= AVAILABLE RECORDS =
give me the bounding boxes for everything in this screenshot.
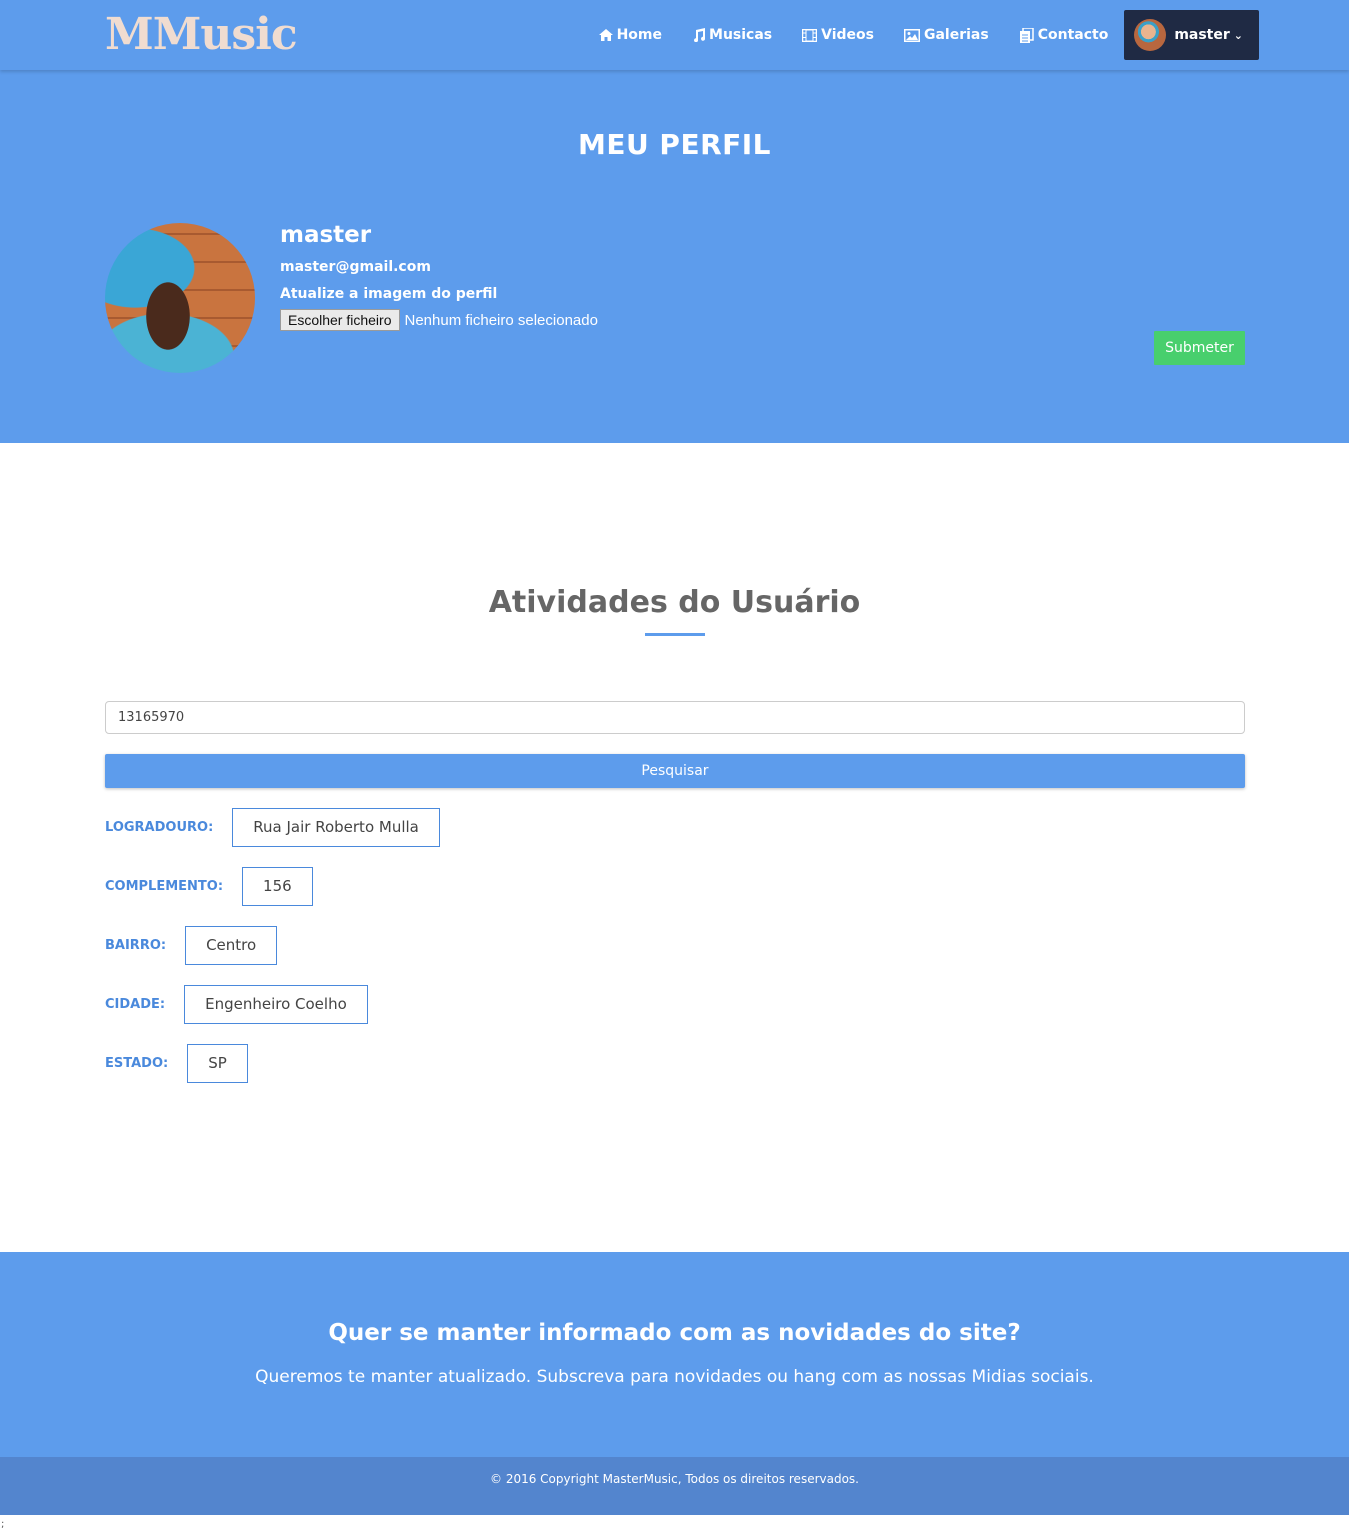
nav-item-musicas[interactable]: Musicas bbox=[692, 10, 772, 60]
main-nav: Home Musicas Videos Galerias Contacto ma… bbox=[569, 10, 1259, 60]
field-cidade: CIDADE: Engenheiro Coelho bbox=[105, 985, 368, 1024]
field-value: Engenheiro Coelho bbox=[184, 985, 368, 1024]
profile-name: master bbox=[280, 222, 372, 248]
submit-button[interactable]: Submeter bbox=[1154, 331, 1245, 365]
field-complemento: COMPLEMENTO: 156 bbox=[105, 867, 313, 906]
nav-item-label: Videos bbox=[821, 27, 874, 43]
file-input: Escolher ficheiro Nenhum ficheiro seleci… bbox=[280, 309, 598, 331]
field-label: BAIRRO: bbox=[105, 938, 167, 953]
picture-icon bbox=[903, 28, 920, 42]
navbar: MMusic Home Musicas Videos Galerias Cont… bbox=[0, 0, 1349, 70]
field-value: SP bbox=[187, 1044, 248, 1083]
profile-email: master@gmail.com bbox=[280, 259, 431, 275]
nav-item-home[interactable]: Home bbox=[598, 10, 663, 60]
field-label: COMPLEMENTO: bbox=[105, 879, 224, 894]
update-image-label: Atualize a imagem do perfil bbox=[280, 286, 498, 302]
field-label: LOGRADOURO: bbox=[105, 820, 214, 835]
field-value: Rua Jair Roberto Mulla bbox=[232, 808, 440, 847]
search-button[interactable]: Pesquisar bbox=[105, 754, 1245, 788]
field-estado: ESTADO: SP bbox=[105, 1044, 248, 1083]
nav-item-contacto[interactable]: Contacto bbox=[1019, 10, 1109, 60]
field-logradouro: LOGRADOURO: Rua Jair Roberto Mulla bbox=[105, 808, 440, 847]
nav-item-label: Contacto bbox=[1037, 27, 1109, 43]
copyright: © 2016 Copyright MasterMusic, Todos os d… bbox=[0, 1457, 1349, 1515]
film-icon bbox=[802, 28, 818, 42]
user-menu-name: master bbox=[1174, 27, 1230, 43]
nav-item-galerias[interactable]: Galerias bbox=[903, 10, 989, 60]
avatar bbox=[1134, 19, 1167, 51]
music-icon bbox=[694, 28, 706, 42]
choose-file-button[interactable]: Escolher ficheiro bbox=[280, 309, 400, 331]
cep-search-input[interactable] bbox=[105, 701, 1245, 734]
field-label: CIDADE: bbox=[105, 997, 166, 1012]
file-status: Nenhum ficheiro selecionado bbox=[404, 311, 598, 329]
site-logo[interactable]: MMusic bbox=[105, 10, 298, 60]
home-icon bbox=[598, 29, 613, 41]
nav-item-label: Home bbox=[616, 27, 663, 43]
field-value: 156 bbox=[242, 867, 313, 906]
page-title: MEU PERFIL bbox=[577, 128, 772, 161]
field-bairro: BAIRRO: Centro bbox=[105, 926, 278, 965]
chevron-down-icon: ⌄ bbox=[1233, 28, 1243, 42]
newsletter-text: Queremos te manter atualizado. Subscreva… bbox=[255, 1367, 1094, 1387]
profile-hero: MEU PERFIL master master@gmail.com Atual… bbox=[0, 70, 1349, 443]
document-icon bbox=[1019, 27, 1034, 43]
newsletter-title: Quer se manter informado com as novidade… bbox=[328, 1320, 1021, 1346]
section-title: Atividades do Usuário bbox=[488, 585, 861, 620]
nav-item-label: Galerias bbox=[923, 27, 989, 43]
field-value: Centro bbox=[185, 926, 278, 965]
user-menu[interactable]: master ⌄ bbox=[1124, 10, 1259, 60]
stray-text: ; bbox=[1, 1519, 5, 1530]
profile-avatar bbox=[105, 223, 255, 373]
newsletter-section: Quer se manter informado com as novidade… bbox=[0, 1252, 1349, 1457]
nav-item-label: Musicas bbox=[709, 27, 773, 43]
nav-item-videos[interactable]: Videos bbox=[802, 10, 874, 60]
title-underline bbox=[645, 633, 705, 636]
field-label: ESTADO: bbox=[105, 1056, 169, 1071]
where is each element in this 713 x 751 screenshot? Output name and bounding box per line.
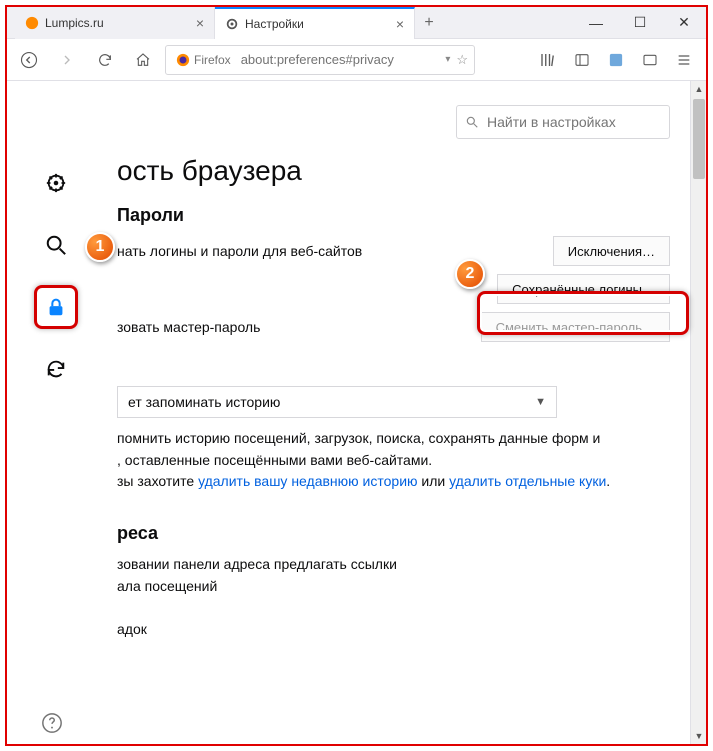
content-area: ость браузера Пароли нать логины и парол…	[7, 81, 706, 744]
remember-passwords-label: нать логины и пароли для веб-сайтов	[117, 243, 362, 259]
maximize-button[interactable]: ☐	[618, 7, 662, 38]
extension-button-2[interactable]	[634, 44, 666, 76]
addressbar-text: зовании панели адреса предлагать ссылки …	[117, 554, 670, 641]
dropdown-icon[interactable]: ▾	[445, 54, 450, 65]
history-mode-value: ет запоминать историю	[128, 394, 280, 410]
app-menu-button[interactable]	[668, 44, 700, 76]
close-button[interactable]: ✕	[662, 7, 706, 38]
identity-label: Firefox	[194, 53, 231, 67]
tab-label: Lumpics.ru	[45, 16, 190, 30]
scroll-thumb[interactable]	[693, 99, 705, 179]
annotation-outline-saved-logins	[477, 291, 689, 335]
close-icon[interactable]: ×	[396, 17, 404, 31]
clear-history-link[interactable]: удалить вашу недавнюю историю	[198, 473, 417, 489]
clear-cookies-link[interactable]: удалить отдельные куки	[449, 473, 606, 489]
category-general[interactable]	[34, 161, 78, 205]
extension-button-1[interactable]	[600, 44, 632, 76]
home-button[interactable]	[127, 44, 159, 76]
settings-search-input[interactable]	[487, 114, 668, 130]
history-mode-select[interactable]: ет запоминать историю ▼	[117, 386, 557, 418]
tab-strip: Lumpics.ru × Настройки × +	[7, 7, 574, 38]
scroll-down-icon[interactable]: ▼	[691, 728, 706, 744]
scroll-up-icon[interactable]: ▲	[691, 81, 706, 97]
tab-settings[interactable]: Настройки ×	[215, 7, 415, 39]
forward-button	[51, 44, 83, 76]
help-icon[interactable]	[41, 712, 63, 734]
category-sidebar	[31, 161, 81, 391]
category-privacy[interactable]	[34, 285, 78, 329]
gear-icon	[225, 17, 239, 31]
identity-badge[interactable]: Firefox	[172, 51, 235, 69]
settings-search[interactable]	[456, 105, 670, 139]
titlebar: Lumpics.ru × Настройки × + — ☐ ✕	[7, 7, 706, 39]
sidebar-button[interactable]	[566, 44, 598, 76]
vertical-scrollbar[interactable]: ▲ ▼	[690, 81, 706, 744]
toolbar: Firefox about:preferences#privacy ▾ ☆	[7, 39, 706, 81]
url-text: about:preferences#privacy	[241, 52, 440, 67]
subheading-addresses: реса	[117, 523, 670, 544]
tab-label: Настройки	[245, 17, 390, 31]
new-tab-button[interactable]: +	[415, 7, 443, 38]
annotation-marker-2: 2	[455, 259, 485, 289]
preferences-pane: ость браузера Пароли нать логины и парол…	[117, 155, 670, 744]
subheading-passwords: Пароли	[117, 205, 670, 226]
section-heading-security: ость браузера	[117, 155, 670, 187]
bookmark-star-icon[interactable]: ☆	[456, 52, 468, 68]
firefox-icon	[176, 53, 190, 67]
library-button[interactable]	[532, 44, 564, 76]
back-button[interactable]	[13, 44, 45, 76]
window-controls: — ☐ ✕	[574, 7, 706, 38]
minimize-button[interactable]: —	[574, 7, 618, 38]
annotation-marker-1: 1	[85, 232, 115, 262]
chevron-down-icon: ▼	[535, 396, 546, 408]
tab-lumpics[interactable]: Lumpics.ru ×	[15, 7, 215, 39]
category-search[interactable]	[34, 223, 78, 267]
history-description: помнить историю посещений, загрузок, пои…	[117, 428, 670, 493]
search-icon	[465, 115, 479, 129]
reload-button[interactable]	[89, 44, 121, 76]
favicon-lumpics	[25, 16, 39, 30]
url-bar[interactable]: Firefox about:preferences#privacy ▾ ☆	[165, 45, 475, 75]
exceptions-button[interactable]: Исключения…	[553, 236, 670, 266]
close-icon[interactable]: ×	[196, 16, 204, 30]
category-sync[interactable]	[34, 347, 78, 391]
master-password-label: зовать мастер-пароль	[117, 319, 260, 335]
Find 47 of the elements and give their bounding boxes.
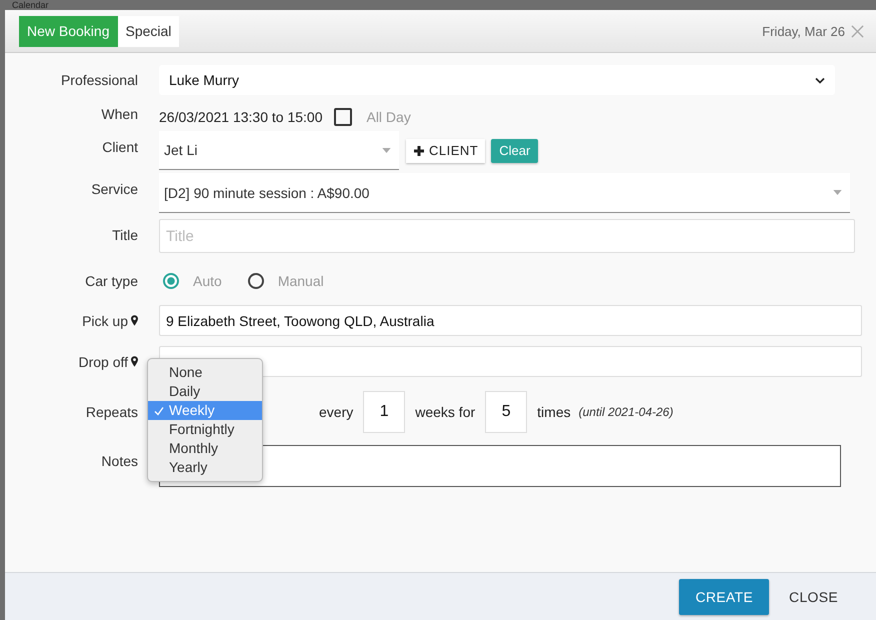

= TO BE DONE =
Convert the listing lines, from the line with "content-area: ость браузера" up to and including the line with "44, 632, 76]", into a Markdown table with the columns Row and Listing line. Number each line in order and leave out any blank lines.

= COMPLETE OUTPUT =
| Row | Listing line |
|---|---|
| 1 | content-area: ость браузера Пароли нать логины и парол…	[7, 81, 706, 744] |
| 2 | remember-passwords-label: нать логины и пароли для веб-сайтов	[117, 243, 362, 259] |
| 3 | maximize-button[interactable]: ☐	[618, 7, 662, 38] |
| 4 | extension-button-2[interactable]	[634, 44, 666, 76] |
| 5 | addressbar-text: зовании панели адреса предлагать ссылки …	[117, 554, 670, 641] |
| 6 | dropdown-icon[interactable]: ▾	[445, 54, 450, 65] |
| 7 | history-mode-value: ет запоминать историю	[128, 394, 280, 410] |
| 8 | app-menu-button[interactable]	[668, 44, 700, 76] |
| 9 | close-button[interactable]: ✕	[662, 7, 706, 38] |
| 10 | identity-label: Firefox	[194, 53, 231, 67] |
| 11 | tab-label: Lumpics.ru	[45, 16, 190, 30] |
| 12 | scroll-thumb[interactable]	[693, 99, 705, 179] |
| 13 | annotation-outline-saved-logins	[477, 291, 689, 335] |
| 14 | close-icon[interactable]: ×	[396, 17, 404, 31] |
| 15 | clear-history-link[interactable]: удалить вашу недавнюю историю	[198, 473, 417, 489] |
| 16 | clear-cookies-link[interactable]: удалить отдельные куки	[449, 473, 606, 489] |
| 17 | category-general[interactable]	[34, 161, 78, 205] |
| 18 | extension-button-1[interactable]	[600, 44, 632, 76] |